### DATA FOR THIS EXERCISE
========
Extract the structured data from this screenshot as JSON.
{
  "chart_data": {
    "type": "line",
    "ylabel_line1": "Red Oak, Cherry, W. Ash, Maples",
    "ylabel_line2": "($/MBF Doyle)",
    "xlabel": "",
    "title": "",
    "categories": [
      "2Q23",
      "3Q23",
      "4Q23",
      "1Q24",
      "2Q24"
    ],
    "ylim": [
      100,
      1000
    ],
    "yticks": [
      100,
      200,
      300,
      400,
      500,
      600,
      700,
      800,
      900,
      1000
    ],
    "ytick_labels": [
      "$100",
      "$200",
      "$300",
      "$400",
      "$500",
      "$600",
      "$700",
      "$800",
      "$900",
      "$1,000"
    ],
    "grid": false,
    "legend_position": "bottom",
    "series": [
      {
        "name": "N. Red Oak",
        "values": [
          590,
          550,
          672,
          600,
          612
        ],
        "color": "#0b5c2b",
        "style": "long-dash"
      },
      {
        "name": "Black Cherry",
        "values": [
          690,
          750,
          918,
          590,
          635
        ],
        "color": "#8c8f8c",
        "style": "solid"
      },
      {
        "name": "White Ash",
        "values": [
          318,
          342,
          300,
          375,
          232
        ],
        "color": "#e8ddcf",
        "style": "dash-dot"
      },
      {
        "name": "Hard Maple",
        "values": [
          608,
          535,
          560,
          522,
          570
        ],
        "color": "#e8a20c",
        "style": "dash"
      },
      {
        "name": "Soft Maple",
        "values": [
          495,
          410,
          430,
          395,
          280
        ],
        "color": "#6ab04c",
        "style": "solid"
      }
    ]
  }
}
========
### YOUR OBJECTIVE
Give the material above again, word for word.

### RESPONSE TO THIS EXERCISE
Extract the structured data from this screenshot as JSON.
{
  "chart_data": {
    "type": "line",
    "ylabel_line1": "Red Oak, Cherry, W. Ash, Maples",
    "ylabel_line2": "($/MBF Doyle)",
    "xlabel": "",
    "title": "",
    "categories": [
      "2Q23",
      "3Q23",
      "4Q23",
      "1Q24",
      "2Q24"
    ],
    "ylim": [
      100,
      1000
    ],
    "yticks": [
      100,
      200,
      300,
      400,
      500,
      600,
      700,
      800,
      900,
      1000
    ],
    "ytick_labels": [
      "$100",
      "$200",
      "$300",
      "$400",
      "$500",
      "$600",
      "$700",
      "$800",
      "$900",
      "$1,000"
    ],
    "grid": false,
    "legend_position": "bottom",
    "series": [
      {
        "name": "N. Red Oak",
        "values": [
          590,
          550,
          672,
          600,
          612
        ],
        "color": "#0b5c2b",
        "style": "long-dash"
      },
      {
        "name": "Black Cherry",
        "values": [
          690,
          750,
          918,
          590,
          635
        ],
        "color": "#8c8f8c",
        "style": "solid"
      },
      {
        "name": "White Ash",
        "values": [
          318,
          342,
          300,
          375,
          232
        ],
        "color": "#e8ddcf",
        "style": "dash-dot"
      },
      {
        "name": "Hard Maple",
        "values": [
          608,
          535,
          560,
          522,
          570
        ],
        "color": "#e8a20c",
        "style": "dash"
      },
      {
        "name": "Soft Maple",
        "values": [
          495,
          410,
          430,
          395,
          280
        ],
        "color": "#6ab04c",
        "style": "solid"
      }
    ]
  }
}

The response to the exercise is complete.